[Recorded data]

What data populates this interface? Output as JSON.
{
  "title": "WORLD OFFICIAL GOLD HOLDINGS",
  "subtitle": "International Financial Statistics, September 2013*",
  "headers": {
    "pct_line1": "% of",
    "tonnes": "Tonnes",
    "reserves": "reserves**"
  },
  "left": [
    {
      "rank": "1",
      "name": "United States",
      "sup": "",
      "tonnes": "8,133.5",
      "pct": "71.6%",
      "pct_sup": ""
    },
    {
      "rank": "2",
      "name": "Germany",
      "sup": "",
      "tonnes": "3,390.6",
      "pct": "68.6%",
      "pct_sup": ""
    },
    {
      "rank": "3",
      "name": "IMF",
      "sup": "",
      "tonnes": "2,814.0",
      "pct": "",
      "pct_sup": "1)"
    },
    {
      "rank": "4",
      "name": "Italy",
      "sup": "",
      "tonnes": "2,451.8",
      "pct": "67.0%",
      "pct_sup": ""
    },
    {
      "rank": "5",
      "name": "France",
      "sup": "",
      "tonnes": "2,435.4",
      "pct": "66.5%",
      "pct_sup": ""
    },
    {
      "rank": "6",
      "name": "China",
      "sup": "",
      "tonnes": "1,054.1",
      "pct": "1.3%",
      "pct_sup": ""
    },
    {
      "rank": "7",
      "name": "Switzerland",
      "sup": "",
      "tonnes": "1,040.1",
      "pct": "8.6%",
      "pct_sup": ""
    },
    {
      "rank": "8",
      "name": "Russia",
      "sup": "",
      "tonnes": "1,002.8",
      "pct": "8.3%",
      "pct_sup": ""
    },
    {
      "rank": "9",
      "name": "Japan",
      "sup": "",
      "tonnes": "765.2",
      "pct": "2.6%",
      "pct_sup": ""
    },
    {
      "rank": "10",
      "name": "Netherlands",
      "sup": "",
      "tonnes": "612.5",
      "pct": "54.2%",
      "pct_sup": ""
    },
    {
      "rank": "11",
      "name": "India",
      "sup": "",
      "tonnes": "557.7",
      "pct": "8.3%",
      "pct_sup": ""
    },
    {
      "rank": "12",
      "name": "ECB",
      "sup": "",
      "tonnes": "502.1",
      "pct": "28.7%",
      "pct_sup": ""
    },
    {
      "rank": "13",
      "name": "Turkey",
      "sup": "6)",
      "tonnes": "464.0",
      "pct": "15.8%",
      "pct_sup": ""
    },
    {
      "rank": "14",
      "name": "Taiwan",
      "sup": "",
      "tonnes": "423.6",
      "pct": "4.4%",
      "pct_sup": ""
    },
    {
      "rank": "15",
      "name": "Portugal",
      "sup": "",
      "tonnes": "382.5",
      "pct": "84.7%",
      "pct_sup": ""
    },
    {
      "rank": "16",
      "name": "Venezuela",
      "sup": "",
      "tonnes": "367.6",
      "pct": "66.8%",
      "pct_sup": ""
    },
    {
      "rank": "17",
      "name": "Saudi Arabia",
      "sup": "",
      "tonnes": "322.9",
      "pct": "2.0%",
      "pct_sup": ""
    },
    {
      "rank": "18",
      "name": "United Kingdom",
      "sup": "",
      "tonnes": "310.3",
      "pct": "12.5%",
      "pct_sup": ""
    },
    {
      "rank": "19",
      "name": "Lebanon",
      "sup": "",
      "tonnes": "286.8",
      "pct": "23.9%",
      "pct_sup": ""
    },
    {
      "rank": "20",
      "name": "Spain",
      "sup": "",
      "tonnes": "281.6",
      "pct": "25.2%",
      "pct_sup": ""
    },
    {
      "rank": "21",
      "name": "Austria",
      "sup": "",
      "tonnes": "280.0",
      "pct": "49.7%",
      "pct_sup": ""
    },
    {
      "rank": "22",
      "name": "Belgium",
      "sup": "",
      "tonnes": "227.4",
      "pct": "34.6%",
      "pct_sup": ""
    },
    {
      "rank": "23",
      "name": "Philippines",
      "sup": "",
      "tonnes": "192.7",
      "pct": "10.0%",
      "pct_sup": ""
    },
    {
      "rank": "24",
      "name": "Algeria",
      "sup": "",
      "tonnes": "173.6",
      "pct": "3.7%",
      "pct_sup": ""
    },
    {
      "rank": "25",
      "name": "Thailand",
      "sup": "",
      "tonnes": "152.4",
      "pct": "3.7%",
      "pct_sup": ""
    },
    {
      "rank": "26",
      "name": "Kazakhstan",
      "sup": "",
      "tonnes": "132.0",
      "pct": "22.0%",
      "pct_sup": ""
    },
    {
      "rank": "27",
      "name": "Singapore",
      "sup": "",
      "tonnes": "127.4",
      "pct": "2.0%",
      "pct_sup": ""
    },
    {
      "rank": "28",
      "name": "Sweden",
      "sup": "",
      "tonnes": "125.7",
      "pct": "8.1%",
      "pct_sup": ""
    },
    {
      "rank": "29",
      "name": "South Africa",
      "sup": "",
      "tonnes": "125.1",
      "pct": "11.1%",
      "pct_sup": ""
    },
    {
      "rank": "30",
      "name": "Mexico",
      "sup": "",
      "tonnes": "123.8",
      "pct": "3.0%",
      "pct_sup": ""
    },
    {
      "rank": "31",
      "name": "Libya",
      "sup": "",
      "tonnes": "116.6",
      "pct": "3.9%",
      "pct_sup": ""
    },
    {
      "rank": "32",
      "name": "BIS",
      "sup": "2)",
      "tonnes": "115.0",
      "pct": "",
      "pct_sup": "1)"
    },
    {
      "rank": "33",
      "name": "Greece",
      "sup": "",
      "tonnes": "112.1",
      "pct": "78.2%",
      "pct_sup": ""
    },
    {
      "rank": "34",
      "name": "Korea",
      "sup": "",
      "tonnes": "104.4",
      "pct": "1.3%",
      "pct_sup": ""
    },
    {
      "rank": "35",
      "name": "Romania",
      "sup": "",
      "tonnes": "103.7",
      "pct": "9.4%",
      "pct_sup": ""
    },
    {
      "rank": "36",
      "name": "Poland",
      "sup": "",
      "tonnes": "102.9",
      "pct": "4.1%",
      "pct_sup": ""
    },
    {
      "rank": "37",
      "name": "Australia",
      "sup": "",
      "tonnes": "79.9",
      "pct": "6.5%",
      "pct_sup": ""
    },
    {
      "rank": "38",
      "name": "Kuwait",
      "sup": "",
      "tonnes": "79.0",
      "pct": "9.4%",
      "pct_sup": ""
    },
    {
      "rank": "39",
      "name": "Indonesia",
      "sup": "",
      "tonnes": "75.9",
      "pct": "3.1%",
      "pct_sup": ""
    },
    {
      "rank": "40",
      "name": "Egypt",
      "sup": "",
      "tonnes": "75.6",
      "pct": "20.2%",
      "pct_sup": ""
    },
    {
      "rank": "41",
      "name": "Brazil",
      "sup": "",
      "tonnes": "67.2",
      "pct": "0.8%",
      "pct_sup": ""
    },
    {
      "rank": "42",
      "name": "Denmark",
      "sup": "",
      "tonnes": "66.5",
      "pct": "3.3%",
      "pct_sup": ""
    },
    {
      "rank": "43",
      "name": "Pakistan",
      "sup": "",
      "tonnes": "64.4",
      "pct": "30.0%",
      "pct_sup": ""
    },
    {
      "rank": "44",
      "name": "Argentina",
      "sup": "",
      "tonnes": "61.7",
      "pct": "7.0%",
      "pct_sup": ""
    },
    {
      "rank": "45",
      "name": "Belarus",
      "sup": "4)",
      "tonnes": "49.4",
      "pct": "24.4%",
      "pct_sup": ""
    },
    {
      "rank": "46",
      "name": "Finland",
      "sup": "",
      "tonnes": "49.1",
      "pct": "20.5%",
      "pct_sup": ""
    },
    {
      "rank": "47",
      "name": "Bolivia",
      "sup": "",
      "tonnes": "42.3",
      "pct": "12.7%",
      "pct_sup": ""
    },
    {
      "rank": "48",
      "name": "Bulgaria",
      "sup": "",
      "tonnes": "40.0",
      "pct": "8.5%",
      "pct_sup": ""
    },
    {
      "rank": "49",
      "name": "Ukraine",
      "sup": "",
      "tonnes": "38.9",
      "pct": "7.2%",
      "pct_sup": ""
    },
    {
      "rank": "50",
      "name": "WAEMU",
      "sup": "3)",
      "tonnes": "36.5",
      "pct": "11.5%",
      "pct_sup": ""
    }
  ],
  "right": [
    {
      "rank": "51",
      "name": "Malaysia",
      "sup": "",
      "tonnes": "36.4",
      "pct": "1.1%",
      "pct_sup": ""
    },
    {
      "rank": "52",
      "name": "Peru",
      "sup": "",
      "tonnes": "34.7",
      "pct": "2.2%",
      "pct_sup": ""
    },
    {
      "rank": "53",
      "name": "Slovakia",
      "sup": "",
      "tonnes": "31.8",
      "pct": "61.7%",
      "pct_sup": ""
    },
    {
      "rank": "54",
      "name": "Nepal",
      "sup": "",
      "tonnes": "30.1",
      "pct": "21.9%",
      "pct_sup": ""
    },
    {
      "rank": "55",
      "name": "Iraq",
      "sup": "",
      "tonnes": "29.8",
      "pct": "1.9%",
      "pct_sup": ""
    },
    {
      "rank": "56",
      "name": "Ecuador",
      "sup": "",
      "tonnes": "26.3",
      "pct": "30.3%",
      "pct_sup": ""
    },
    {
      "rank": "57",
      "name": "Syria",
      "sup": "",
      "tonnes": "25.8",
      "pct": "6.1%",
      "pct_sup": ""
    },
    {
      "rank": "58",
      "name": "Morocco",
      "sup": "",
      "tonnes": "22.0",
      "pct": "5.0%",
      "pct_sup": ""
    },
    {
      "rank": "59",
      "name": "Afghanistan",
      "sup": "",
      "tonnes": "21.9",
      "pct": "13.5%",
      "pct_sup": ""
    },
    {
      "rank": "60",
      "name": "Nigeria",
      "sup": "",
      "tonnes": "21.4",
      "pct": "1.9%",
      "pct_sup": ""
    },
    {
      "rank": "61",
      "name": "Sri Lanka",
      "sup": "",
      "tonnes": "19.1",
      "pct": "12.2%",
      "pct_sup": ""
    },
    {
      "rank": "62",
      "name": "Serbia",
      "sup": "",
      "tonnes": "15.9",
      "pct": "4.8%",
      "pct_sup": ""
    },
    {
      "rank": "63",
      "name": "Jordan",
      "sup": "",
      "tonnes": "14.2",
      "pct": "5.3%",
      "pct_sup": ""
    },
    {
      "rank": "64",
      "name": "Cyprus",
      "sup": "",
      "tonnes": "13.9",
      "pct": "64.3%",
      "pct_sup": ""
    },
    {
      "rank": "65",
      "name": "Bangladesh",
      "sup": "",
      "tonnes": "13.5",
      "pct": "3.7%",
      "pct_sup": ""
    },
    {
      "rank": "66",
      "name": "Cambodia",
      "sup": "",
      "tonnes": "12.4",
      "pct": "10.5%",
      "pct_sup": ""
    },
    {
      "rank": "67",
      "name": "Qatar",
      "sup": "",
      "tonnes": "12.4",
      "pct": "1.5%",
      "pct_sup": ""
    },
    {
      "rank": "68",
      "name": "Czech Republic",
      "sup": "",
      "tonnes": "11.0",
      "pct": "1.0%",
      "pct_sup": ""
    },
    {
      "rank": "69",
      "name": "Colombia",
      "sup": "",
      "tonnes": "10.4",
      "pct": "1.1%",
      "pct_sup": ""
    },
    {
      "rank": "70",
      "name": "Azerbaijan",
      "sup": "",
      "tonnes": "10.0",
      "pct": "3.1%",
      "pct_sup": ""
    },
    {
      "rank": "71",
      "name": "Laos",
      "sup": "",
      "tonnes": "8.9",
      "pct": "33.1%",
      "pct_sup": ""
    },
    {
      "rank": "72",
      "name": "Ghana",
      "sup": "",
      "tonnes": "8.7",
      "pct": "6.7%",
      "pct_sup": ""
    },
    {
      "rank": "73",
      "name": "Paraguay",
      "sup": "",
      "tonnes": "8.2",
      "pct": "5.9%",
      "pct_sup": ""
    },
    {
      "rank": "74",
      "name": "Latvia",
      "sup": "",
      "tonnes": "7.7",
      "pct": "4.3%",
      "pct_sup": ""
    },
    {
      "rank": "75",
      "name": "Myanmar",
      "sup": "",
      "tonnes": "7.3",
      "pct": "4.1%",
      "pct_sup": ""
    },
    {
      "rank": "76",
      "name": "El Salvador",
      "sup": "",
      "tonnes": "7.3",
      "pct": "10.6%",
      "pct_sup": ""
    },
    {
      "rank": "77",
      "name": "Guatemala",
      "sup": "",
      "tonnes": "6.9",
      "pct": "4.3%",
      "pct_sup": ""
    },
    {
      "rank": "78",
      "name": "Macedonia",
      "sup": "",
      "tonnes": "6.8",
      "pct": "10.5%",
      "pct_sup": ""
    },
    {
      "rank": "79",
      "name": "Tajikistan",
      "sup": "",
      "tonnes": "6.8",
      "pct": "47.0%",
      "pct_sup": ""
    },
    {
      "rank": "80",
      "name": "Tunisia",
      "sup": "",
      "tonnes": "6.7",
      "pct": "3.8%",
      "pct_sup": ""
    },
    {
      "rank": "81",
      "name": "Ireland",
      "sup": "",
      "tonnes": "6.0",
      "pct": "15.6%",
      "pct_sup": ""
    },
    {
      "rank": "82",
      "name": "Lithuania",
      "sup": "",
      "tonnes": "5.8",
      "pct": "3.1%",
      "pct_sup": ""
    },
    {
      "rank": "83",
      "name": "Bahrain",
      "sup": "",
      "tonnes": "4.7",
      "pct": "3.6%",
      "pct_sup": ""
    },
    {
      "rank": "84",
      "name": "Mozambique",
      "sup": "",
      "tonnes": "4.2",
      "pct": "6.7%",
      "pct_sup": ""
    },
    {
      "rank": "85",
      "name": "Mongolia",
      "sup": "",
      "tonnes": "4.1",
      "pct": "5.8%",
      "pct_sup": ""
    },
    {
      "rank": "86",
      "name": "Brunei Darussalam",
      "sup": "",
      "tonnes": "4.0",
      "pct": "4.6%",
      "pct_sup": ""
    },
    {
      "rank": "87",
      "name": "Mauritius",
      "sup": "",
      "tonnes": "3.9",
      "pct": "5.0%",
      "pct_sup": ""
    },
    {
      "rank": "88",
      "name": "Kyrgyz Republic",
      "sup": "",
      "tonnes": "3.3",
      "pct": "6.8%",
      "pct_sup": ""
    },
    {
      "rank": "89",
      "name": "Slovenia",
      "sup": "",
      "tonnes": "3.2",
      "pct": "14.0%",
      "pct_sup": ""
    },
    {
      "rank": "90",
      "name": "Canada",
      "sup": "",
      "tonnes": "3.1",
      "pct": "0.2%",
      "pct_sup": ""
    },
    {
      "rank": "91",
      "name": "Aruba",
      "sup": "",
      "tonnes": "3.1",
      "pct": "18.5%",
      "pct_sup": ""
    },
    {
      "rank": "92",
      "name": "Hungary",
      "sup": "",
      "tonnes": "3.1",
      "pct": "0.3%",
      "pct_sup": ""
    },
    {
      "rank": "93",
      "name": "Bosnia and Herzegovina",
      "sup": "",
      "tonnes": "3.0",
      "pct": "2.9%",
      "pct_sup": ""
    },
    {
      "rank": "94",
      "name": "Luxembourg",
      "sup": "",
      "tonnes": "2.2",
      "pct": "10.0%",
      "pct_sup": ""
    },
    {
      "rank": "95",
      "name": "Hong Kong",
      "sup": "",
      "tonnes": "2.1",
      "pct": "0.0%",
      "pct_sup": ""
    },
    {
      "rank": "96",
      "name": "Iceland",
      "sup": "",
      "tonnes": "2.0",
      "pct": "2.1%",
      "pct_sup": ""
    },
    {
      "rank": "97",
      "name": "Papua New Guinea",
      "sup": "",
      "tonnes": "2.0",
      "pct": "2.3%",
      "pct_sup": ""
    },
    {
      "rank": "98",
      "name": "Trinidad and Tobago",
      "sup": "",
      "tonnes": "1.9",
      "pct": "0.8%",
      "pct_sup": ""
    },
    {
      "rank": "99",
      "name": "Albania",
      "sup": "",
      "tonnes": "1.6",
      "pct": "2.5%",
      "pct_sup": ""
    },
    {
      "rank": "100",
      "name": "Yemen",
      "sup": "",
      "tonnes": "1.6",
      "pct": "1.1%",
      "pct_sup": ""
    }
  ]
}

DESCRIPTION OF THE TASK
Scan the entries above and work out how many lines include the word "Republic"; the reply is that number alone.

COMPLETED EXERCISE
2